Material shown
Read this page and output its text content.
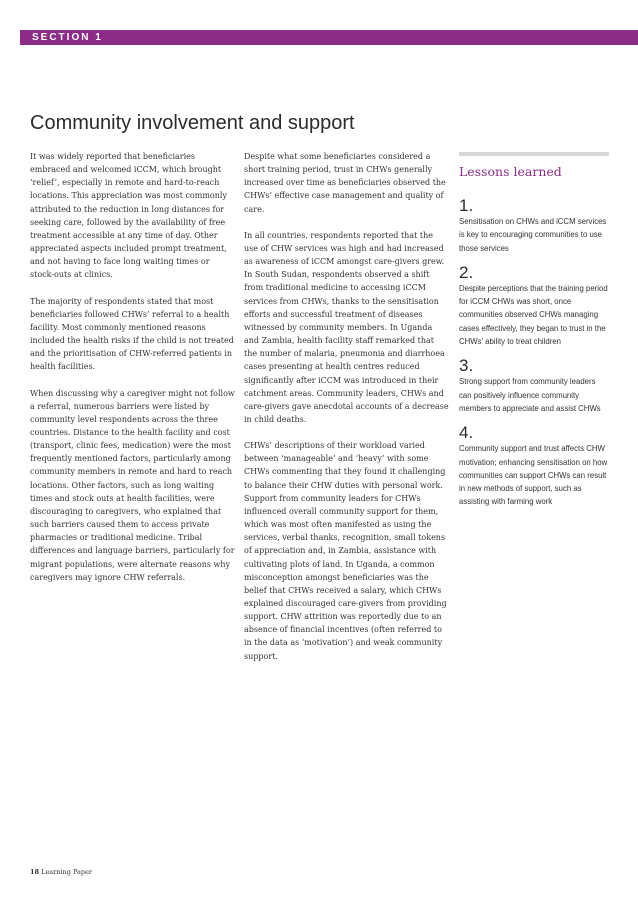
SECTION 1
Community involvement and support

It was widely reported that beneficiaries embraced and welcomed iCCM, which brought ‘relief’, especially in remote and hard-to-reach locations. This appreciation was most commonly attributed to the reduction in long distances for seeking care, followed by the availability of free treatment accessible at any time of day. Other appreciated aspects included prompt treatment, and not having to face long waiting times or stock-outs at clinics.

The majority of respondents stated that most beneficiaries followed CHWs’ referral to a health facility. Most commonly mentioned reasons included the health risks if the child is not treated and the prioritisation of CHW-referred patients in health facilities.

When discussing why a caregiver might not follow a referral, numerous barriers were listed by community level respondents across the three countries. Distance to the health facility and cost (transport, clinic fees, medication) were the most frequently mentioned factors, particularly among community members in remote and hard to reach locations. Other factors, such as long waiting times and stock outs at health facilities, were discouraging to caregivers, who explained that such barriers caused them to access private pharmacies or traditional medicine. Tribal differences and language barriers, particularly for migrant populations, were alternate reasons why caregivers may ignore CHW referrals.

Despite what some beneficiaries considered a short training period, trust in CHWs generally increased over time as beneficiaries observed the CHWs’ effective case management and quality of care.

In all countries, respondents reported that the use of CHW services was high and had increased as awareness of iCCM amongst care-givers grew. In South Sudan, respondents observed a shift from traditional medicine to accessing iCCM services from CHWs, thanks to the sensitisation efforts and successful treatment of diseases witnessed by community members. In Uganda and Zambia, health facility staff remarked that the number of malaria, pneumonia and diarrhoea cases presenting at health centres reduced significantly after iCCM was introduced in their catchment areas. Community leaders, CHWs and care-givers gave anecdotal accounts of a decrease in child deaths.

CHWs’ descriptions of their workload varied between ‘manageable’ and ‘heavy’ with some CHWs commenting that they found it challenging to balance their CHW duties with personal work. Support from community leaders for CHWs influenced overall community support for them, which was most often manifested as using the services, verbal thanks, recognition, small tokens of appreciation and, in Zambia, assistance with cultivating plots of land. In Uganda, a common misconception amongst beneficiaries was the belief that CHWs received a salary, which CHWs explained discouraged care-givers from providing support. CHW attrition was reportedly due to an absence of financial incentives (often referred to in the data as ‘motivation’) and weak community support.

Lessons learned
1.
Sensitisation on CHWs and iCCM services is key to encouraging communities to use those services
2.
Despite perceptions that the training period for iCCM CHWs was short, once communities observed CHWs managing cases effectively, they began to trust in the CHWs’ ability to treat children
3.
Strong support from community leaders can positively influence community members to appreciate and assist CHWs
4.
Community support and trust affects CHW motivation; enhancing sensitisation on how communities can support CHWs can result in new methods of support, such as assisting with farming work
18 Learning Paper
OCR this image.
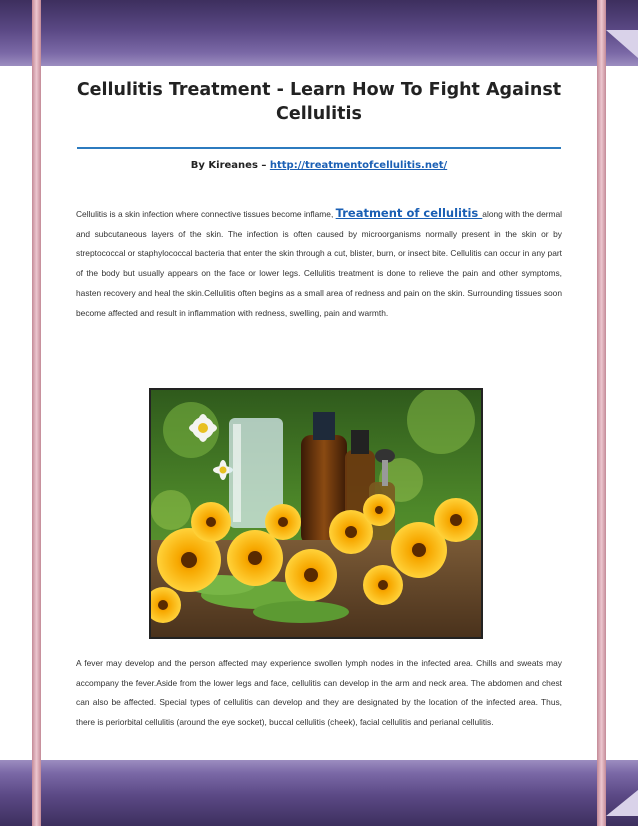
Cellulitis Treatment - Learn How To Fight Against Cellulitis
By Kireanes – http://treatmentofcellulitis.net/
Cellulitis is a skin infection where connective tissues become inflame, Treatment of cellulitis along with the dermal and subcutaneous layers of the skin. The infection is often caused by microorganisms normally present in the skin or by streptococcal or staphylococcal bacteria that enter the skin through a cut, blister, burn, or insect bite. Cellulitis can occur in any part of the body but usually appears on the face or lower legs. Cellulitis treatment is done to relieve the pain and other symptoms, hasten recovery and heal the skin.Cellulitis often begins as a small area of redness and pain on the skin. Surrounding tissues soon become affected and result in inflammation with redness, swelling, pain and warmth.
A fever may develop and the person affected may experience swollen lymph nodes in the infected area. Chills and sweats may accompany the fever.Aside from the lower legs and face, cellulitis can develop in the arm and neck area. The abdomen and chest can also be affected. Special types of cellulitis can develop and they are designated by the location of the infected area. Thus, there is periorbital cellulitis (around the eye socket), buccal cellulitis (cheek), facial cellulitis and perianal cellulitis.
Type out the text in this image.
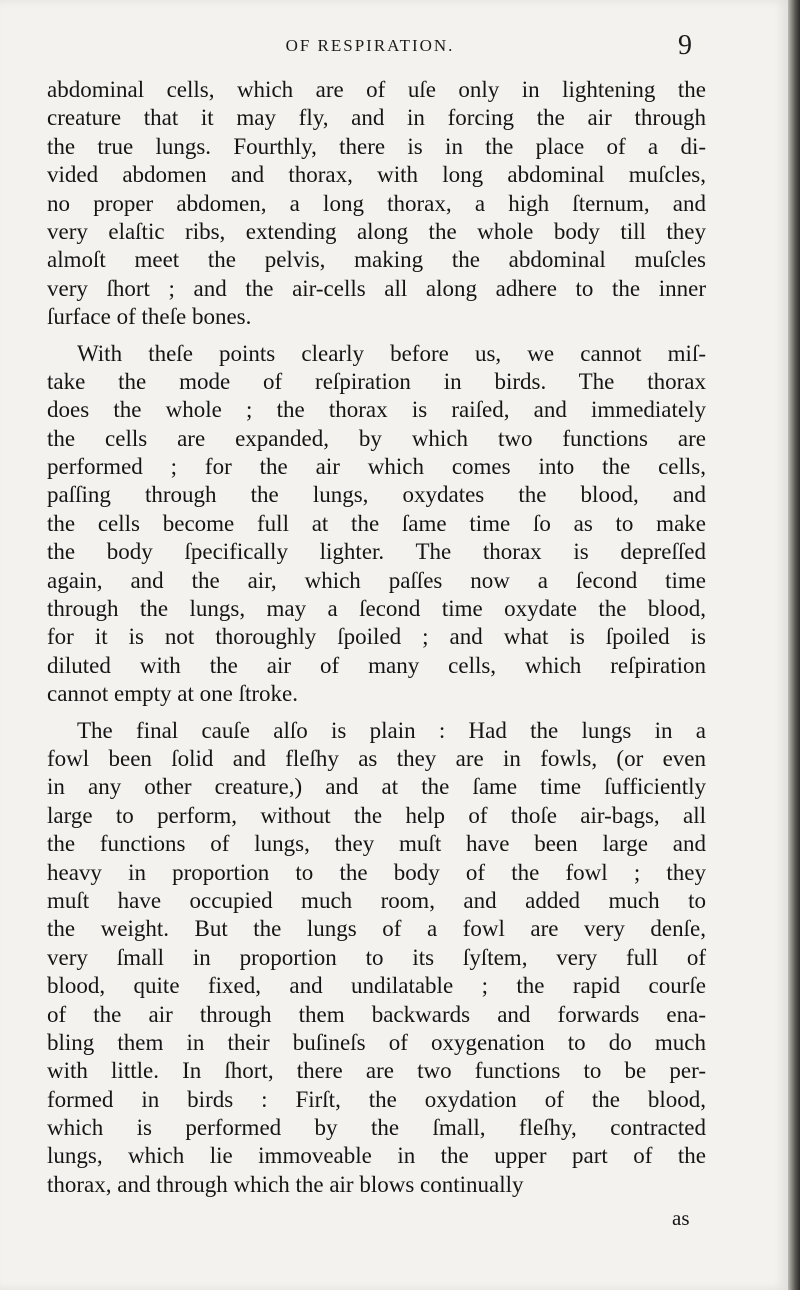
OF RESPIRATION.	9
abdominal cells, which are of uſe only in lightening the
creature that it may fly, and in forcing the air through
the true lungs. Fourthly, there is in the place of a di-
vided abdomen and thorax, with long abdominal muſcles,
no proper abdomen, a long thorax, a high ſternum, and
very elaſtic ribs, extending along the whole body till they
almoſt meet the pelvis, making the abdominal muſcles
very ſhort ; and the air-cells all along adhere to the inner
ſurface of theſe bones.
With theſe points clearly before us, we cannot miſ-
take the mode of reſpiration in birds. The thorax
does the whole ; the thorax is raiſed, and immediately
the cells are expanded, by which two functions are
performed ; for the air which comes into the cells,
paſſing through the lungs, oxydates the blood, and
the cells become full at the ſame time ſo as to make
the body ſpecifically lighter. The thorax is depreſſed
again, and the air, which paſſes now a ſecond time
through the lungs, may a ſecond time oxydate the blood,
for it is not thoroughly ſpoiled ; and what is ſpoiled is
diluted with the air of many cells, which reſpiration
cannot empty at one ſtroke.
The final cauſe alſo is plain : Had the lungs in a
fowl been ſolid and fleſhy as they are in fowls, (or even
in any other creature,) and at the ſame time ſufficiently
large to perform, without the help of thoſe air-bags, all
the functions of lungs, they muſt have been large and
heavy in proportion to the body of the fowl ; they
muſt have occupied much room, and added much to
the weight. But the lungs of a fowl are very denſe,
very ſmall in proportion to its ſyſtem, very full of
blood, quite fixed, and undilatable ; the rapid courſe
of the air through them backwards and forwards ena-
bling them in their buſineſs of oxygenation to do much
with little. In ſhort, there are two functions to be per-
formed in birds : Firſt, the oxydation of the blood,
which is performed by the ſmall, fleſhy, contracted
lungs, which lie immoveable in the upper part of the
thorax, and through which the air blows continually
as
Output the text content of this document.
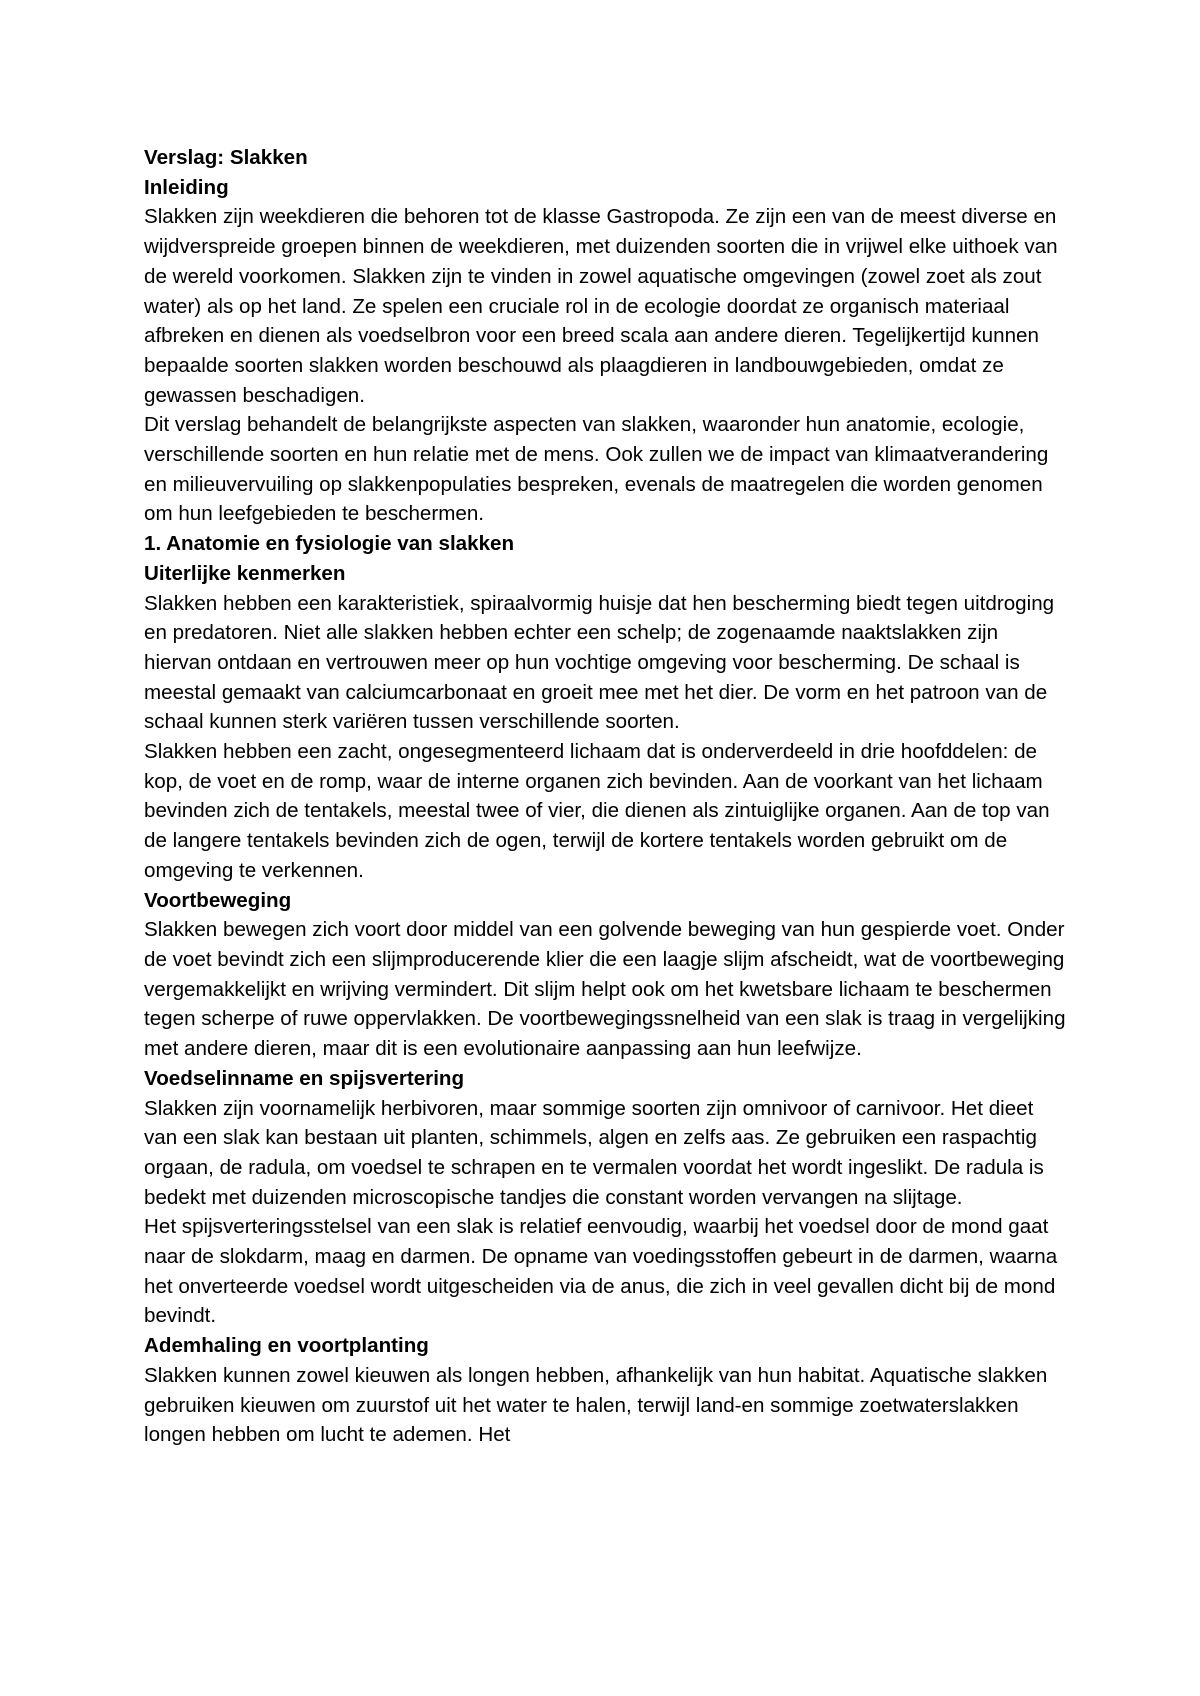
Verslag: Slakken

Inleiding

Slakken zijn weekdieren die behoren tot de klasse Gastropoda. Ze zijn een van de meest diverse en wijdverspreide groepen binnen de weekdieren, met duizenden soorten die in vrijwel elke uithoek van de wereld voorkomen. Slakken zijn te vinden in zowel aquatische omgevingen (zowel zoet als zout water) als op het land. Ze spelen een cruciale rol in de ecologie doordat ze organisch materiaal afbreken en dienen als voedselbron voor een breed scala aan andere dieren. Tegelijkertijd kunnen bepaalde soorten slakken worden beschouwd als plaagdieren in landbouwgebieden, omdat ze gewassen beschadigen.

Dit verslag behandelt de belangrijkste aspecten van slakken, waaronder hun anatomie, ecologie, verschillende soorten en hun relatie met de mens. Ook zullen we de impact van klimaatverandering en milieuvervuiling op slakkenpopulaties bespreken, evenals de maatregelen die worden genomen om hun leefgebieden te beschermen.

1. Anatomie en fysiologie van slakken

Uiterlijke kenmerken

Slakken hebben een karakteristiek, spiraalvormig huisje dat hen bescherming biedt tegen uitdroging en predatoren. Niet alle slakken hebben echter een schelp; de zogenaamde naaktslakken zijn hiervan ontdaan en vertrouwen meer op hun vochtige omgeving voor bescherming. De schaal is meestal gemaakt van calciumcarbonaat en groeit mee met het dier. De vorm en het patroon van de schaal kunnen sterk variëren tussen verschillende soorten.

Slakken hebben een zacht, ongesegmenteerd lichaam dat is onderverdeeld in drie hoofddelen: de kop, de voet en de romp, waar de interne organen zich bevinden. Aan de voorkant van het lichaam bevinden zich de tentakels, meestal twee of vier, die dienen als zintuiglijke organen. Aan de top van de langere tentakels bevinden zich de ogen, terwijl de kortere tentakels worden gebruikt om de omgeving te verkennen.

Voortbeweging

Slakken bewegen zich voort door middel van een golvende beweging van hun gespierde voet. Onder de voet bevindt zich een slijmproducerende klier die een laagje slijm afscheidt, wat de voortbeweging vergemakkelijkt en wrijving vermindert. Dit slijm helpt ook om het kwetsbare lichaam te beschermen tegen scherpe of ruwe oppervlakken. De voortbewegingssnelheid van een slak is traag in vergelijking met andere dieren, maar dit is een evolutionaire aanpassing aan hun leefwijze.

Voedselinname en spijsvertering

Slakken zijn voornamelijk herbivoren, maar sommige soorten zijn omnivoor of carnivoor. Het dieet van een slak kan bestaan uit planten, schimmels, algen en zelfs aas. Ze gebruiken een raspachtig orgaan, de radula, om voedsel te schrapen en te vermalen voordat het wordt ingeslikt. De radula is bedekt met duizenden microscopische tandjes die constant worden vervangen na slijtage.

Het spijsverteringsstelsel van een slak is relatief eenvoudig, waarbij het voedsel door de mond gaat naar de slokdarm, maag en darmen. De opname van voedingsstoffen gebeurt in de darmen, waarna het onverteerde voedsel wordt uitgescheiden via de anus, die zich in veel gevallen dicht bij de mond bevindt.

Ademhaling en voortplanting

Slakken kunnen zowel kieuwen als longen hebben, afhankelijk van hun habitat. Aquatische slakken gebruiken kieuwen om zuurstof uit het water te halen, terwijl land-en sommige zoetwaterslakken longen hebben om lucht te ademen. Het
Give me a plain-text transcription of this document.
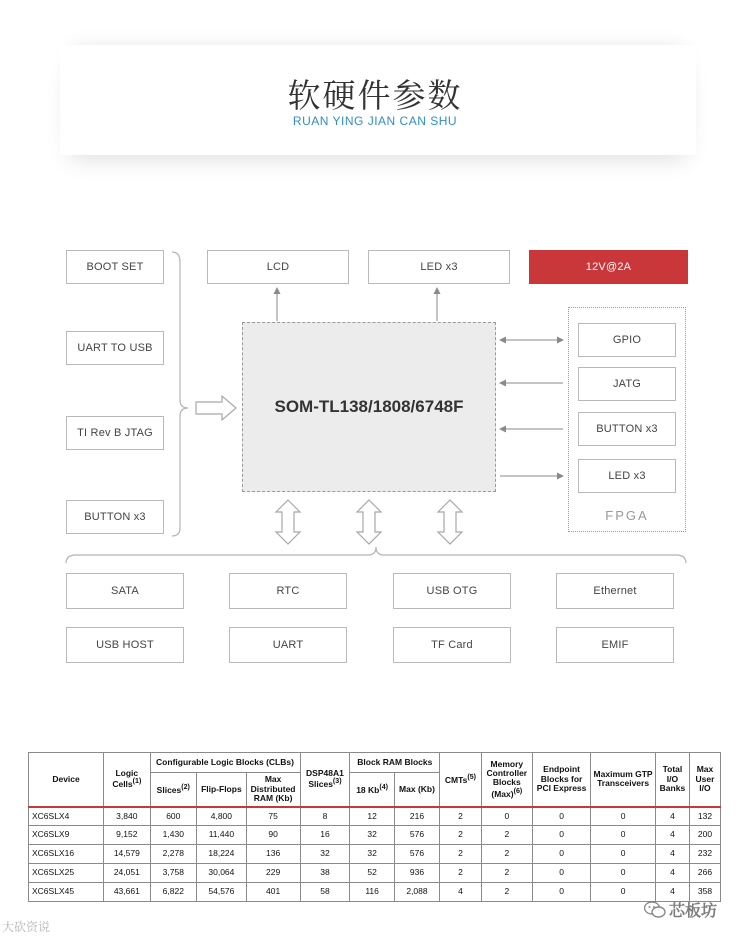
软硬件参数
RUAN YING JIAN CAN SHU
BOOT SET
UART TO USB
TI Rev B JTAG
BUTTON x3
LCD	LED x3	12V@2A
SOM-TL138/1808/6748F
GPIO
JATG
BUTTON x3
LED x3
FPGA
SATA	RTC	USB OTG	Ethernet
USB HOST	UART	TF Card	EMIF
Device	Logic Cells$^{(1)}$	Configurable Logic Blocks (CLBs)			DSP48A1 Slices$^{(3)}$	Block RAM Blocks		CMTs$^{(5)}$	Memory Controller Blocks (Max)$^{(6)}$	Endpoint Blocks for PCI Express	Maximum GTP Transceivers	Total I/O Banks	Max User I/O
		Slices$^{(2)}$	Flip-Flops	Max Distributed RAM (Kb)		18 Kb$^{(4)}$	Max (Kb)						
XC6SLX4	3,840	600	4,800	75	8	12	216	2	0	0	0	4	132
XC6SLX9	9,152	1,430	11,440	90	16	32	576	2	2	0	0	4	200
XC6SLX16	14,579	2,278	18,224	136	32	32	576	2	2	0	0	4	232
XC6SLX25	24,051	3,758	30,064	229	38	52	936	2	2	0	0	4	266
XC6SLX45	43,661	6,822	54,576	401	58	116	2,088	4	2	0	0	4	358
大砍资说
芯板坊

What the task asks
Copy out, from the material above, each line in which the string "full" is found.

Response to the task
the cells become full at the ſame time ſo as to make
very ſmall in proportion to its ſyſtem, very full of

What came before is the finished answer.